## BEGIN Data for processing

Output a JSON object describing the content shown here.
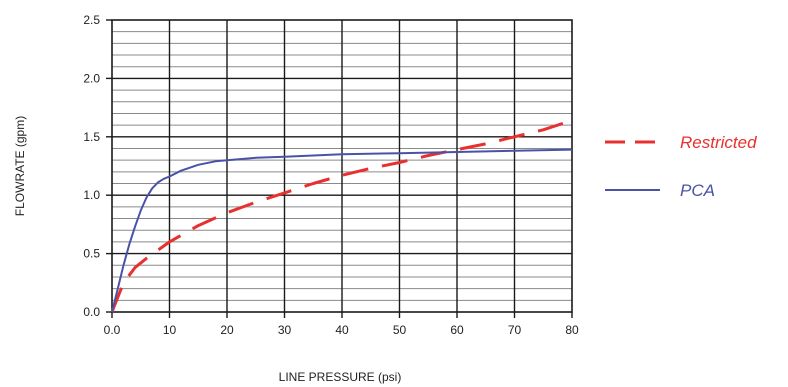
{
  "chart_data": {
    "type": "line",
    "xlabel": "LINE PRESSURE (psi)",
    "ylabel": "FLOWRATE (gpm)",
    "xlim": [
      0,
      80
    ],
    "ylim": [
      0,
      2.5
    ],
    "x_ticks": [
      "0.0",
      "10",
      "20",
      "30",
      "40",
      "50",
      "60",
      "70",
      "80"
    ],
    "y_ticks": [
      "0.0",
      "0.5",
      "1.0",
      "1.5",
      "2.0",
      "2.5"
    ],
    "grid": true,
    "legend_position": "right",
    "series": [
      {
        "name": "Restricted",
        "color": "#e8312f",
        "style": "dashed",
        "x": [
          0,
          2,
          4,
          6,
          8,
          10,
          15,
          20,
          25,
          30,
          35,
          40,
          45,
          50,
          55,
          60,
          65,
          70,
          75,
          80
        ],
        "y": [
          0,
          0.25,
          0.38,
          0.46,
          0.53,
          0.6,
          0.74,
          0.85,
          0.94,
          1.02,
          1.1,
          1.17,
          1.23,
          1.28,
          1.34,
          1.39,
          1.44,
          1.5,
          1.56,
          1.64
        ]
      },
      {
        "name": "PCA",
        "color": "#4a52a8",
        "style": "solid",
        "x": [
          0,
          1,
          2,
          3,
          4,
          5,
          6,
          7,
          8,
          9,
          10,
          12,
          15,
          18,
          20,
          25,
          30,
          40,
          50,
          60,
          70,
          80
        ],
        "y": [
          0,
          0.2,
          0.4,
          0.58,
          0.73,
          0.87,
          0.98,
          1.06,
          1.11,
          1.14,
          1.16,
          1.21,
          1.26,
          1.29,
          1.3,
          1.32,
          1.33,
          1.35,
          1.36,
          1.37,
          1.38,
          1.39
        ]
      }
    ]
  }
}
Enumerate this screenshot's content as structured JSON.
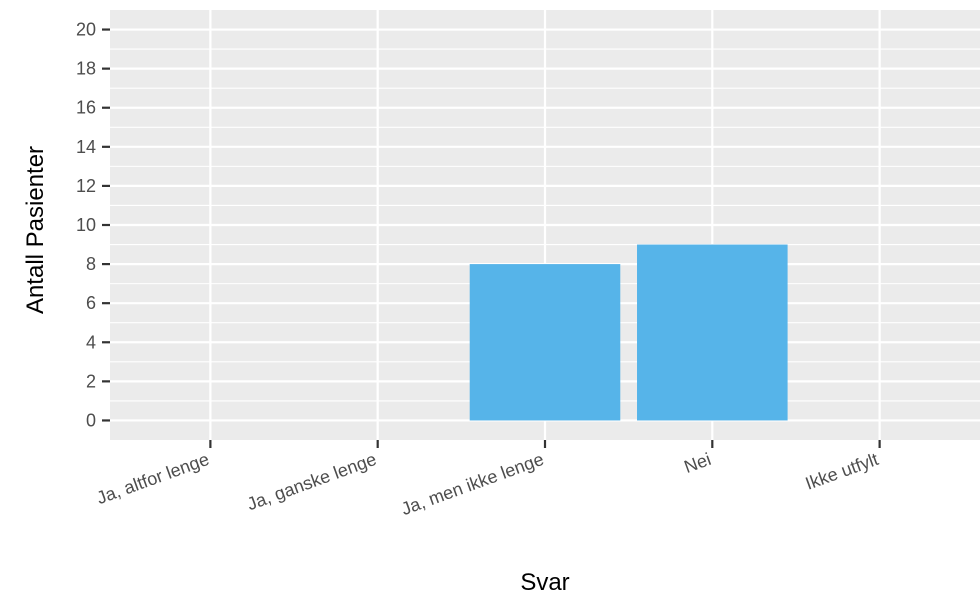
{
  "chart_data": {
    "type": "bar",
    "title": "",
    "xlabel": "Svar",
    "ylabel": "Antall Pasienter",
    "categories": [
      "Ja, altfor lenge",
      "Ja, ganske lenge",
      "Ja, men ikke lenge",
      "Nei",
      "Ikke utfylt"
    ],
    "values": [
      0,
      0,
      8,
      9,
      0
    ],
    "ylim": [
      -1,
      21
    ],
    "yticks": [
      0,
      2,
      4,
      6,
      8,
      10,
      12,
      14,
      16,
      18,
      20
    ],
    "grid": true,
    "legend": "none",
    "colors": {
      "bar": "#56B4E9",
      "panel": "#EBEBEB",
      "grid": "#FFFFFF",
      "tick": "#333333"
    }
  }
}
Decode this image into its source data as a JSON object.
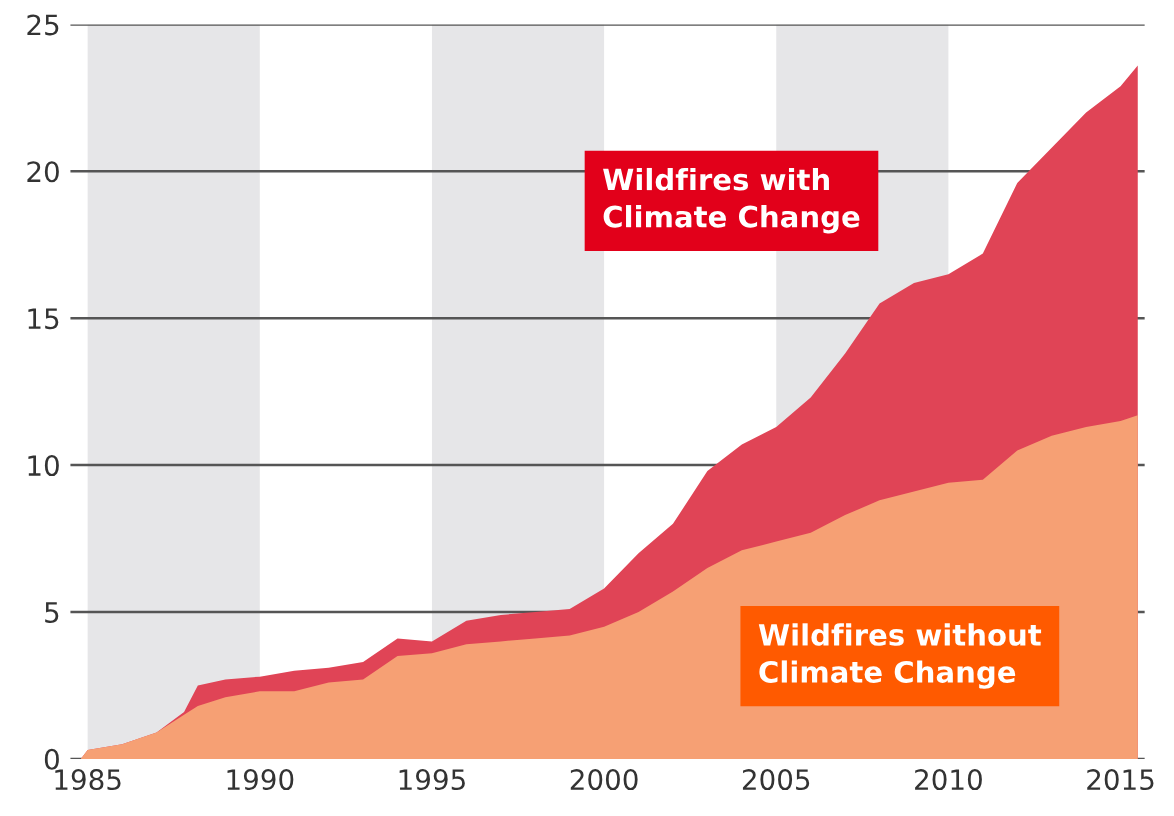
{
  "chart_data": {
    "type": "area",
    "x": [
      1984.8,
      1985,
      1986,
      1987,
      1987.8,
      1988.2,
      1989,
      1990,
      1991,
      1992,
      1993,
      1994,
      1995,
      1996,
      1997,
      1998,
      1999,
      2000,
      2001,
      2002,
      2003,
      2004,
      2005,
      2006,
      2007,
      2008,
      2009,
      2010,
      2011,
      2012,
      2013,
      2014,
      2015,
      2015.5
    ],
    "series": [
      {
        "name": "Wildfires with\nClimate Change",
        "color": "#e04456",
        "values": [
          0,
          0.3,
          0.5,
          0.9,
          1.6,
          2.5,
          2.7,
          2.8,
          3.0,
          3.1,
          3.3,
          4.1,
          4.0,
          4.7,
          4.9,
          5.0,
          5.1,
          5.8,
          7.0,
          8.0,
          9.8,
          10.7,
          11.3,
          12.3,
          13.8,
          15.5,
          16.2,
          16.5,
          17.2,
          19.6,
          20.8,
          22.0,
          22.9,
          23.6
        ]
      },
      {
        "name": "Wildfires without\nClimate Change",
        "color": "#f6a074",
        "values": [
          0,
          0.3,
          0.5,
          0.9,
          1.5,
          1.8,
          2.1,
          2.3,
          2.3,
          2.6,
          2.7,
          3.5,
          3.6,
          3.9,
          4.0,
          4.1,
          4.2,
          4.5,
          5.0,
          5.7,
          6.5,
          7.1,
          7.4,
          7.7,
          8.3,
          8.8,
          9.1,
          9.4,
          9.5,
          10.5,
          11.0,
          11.3,
          11.5,
          11.7
        ]
      }
    ],
    "xlim": [
      1984.5,
      2015.7
    ],
    "xticks": [
      1985,
      1990,
      1995,
      2000,
      2005,
      2010,
      2015
    ],
    "ylim": [
      0,
      25
    ],
    "yticks": [
      0,
      5,
      10,
      15,
      20,
      25
    ],
    "grid": "y",
    "bands": [
      {
        "axis": "x",
        "from": 1985,
        "to": 1990,
        "color": "#e6e6e8"
      },
      {
        "axis": "x",
        "from": 1995,
        "to": 2000,
        "color": "#e6e6e8"
      },
      {
        "axis": "x",
        "from": 2005,
        "to": 2010,
        "color": "#e6e6e8"
      }
    ]
  }
}
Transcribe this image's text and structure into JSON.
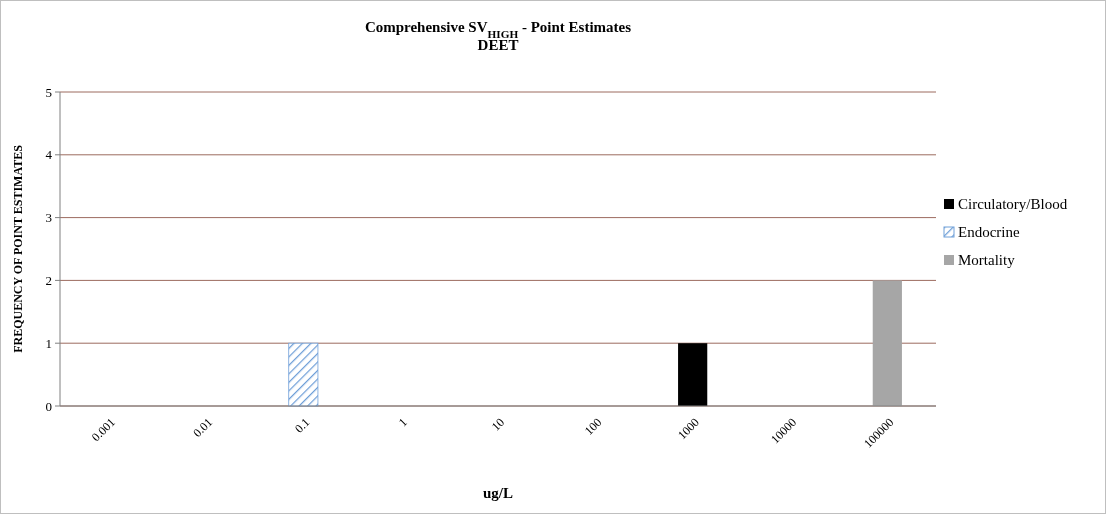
{
  "chart_data": {
    "type": "bar",
    "title": "Comprehensive SV$_{HIGH}$  -  Point Estimates",
    "subtitle": "DEET",
    "xlabel": "ug/L",
    "ylabel": "FREQUENCY  OF POINT ESTIMATES",
    "categories": [
      "0.001",
      "0.01",
      "0.1",
      "1",
      "10",
      "100",
      "1000",
      "10000",
      "100000"
    ],
    "series": [
      {
        "name": "Circulatory/Blood",
        "color": "#000000",
        "values": [
          null,
          null,
          null,
          null,
          null,
          null,
          1,
          null,
          null
        ]
      },
      {
        "name": "Endocrine",
        "color": "#6f9fd8",
        "values": [
          null,
          null,
          1,
          null,
          null,
          null,
          null,
          null,
          null
        ]
      },
      {
        "name": "Mortality",
        "color": "#a6a6a6",
        "values": [
          null,
          null,
          null,
          null,
          null,
          null,
          null,
          null,
          2
        ]
      }
    ],
    "stacked": true,
    "ylim": [
      0,
      5
    ],
    "yticks": [
      0,
      1,
      2,
      3,
      4,
      5
    ],
    "grid": "y",
    "legend": "right"
  }
}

## END Data for processing

#### [What the exercise asks]
Search the entries for the word "into" and gather every line where it appears.

#### [Solution]
Decode this image into its source data as a JSON object.
Transcribe this image's text and structure into JSON.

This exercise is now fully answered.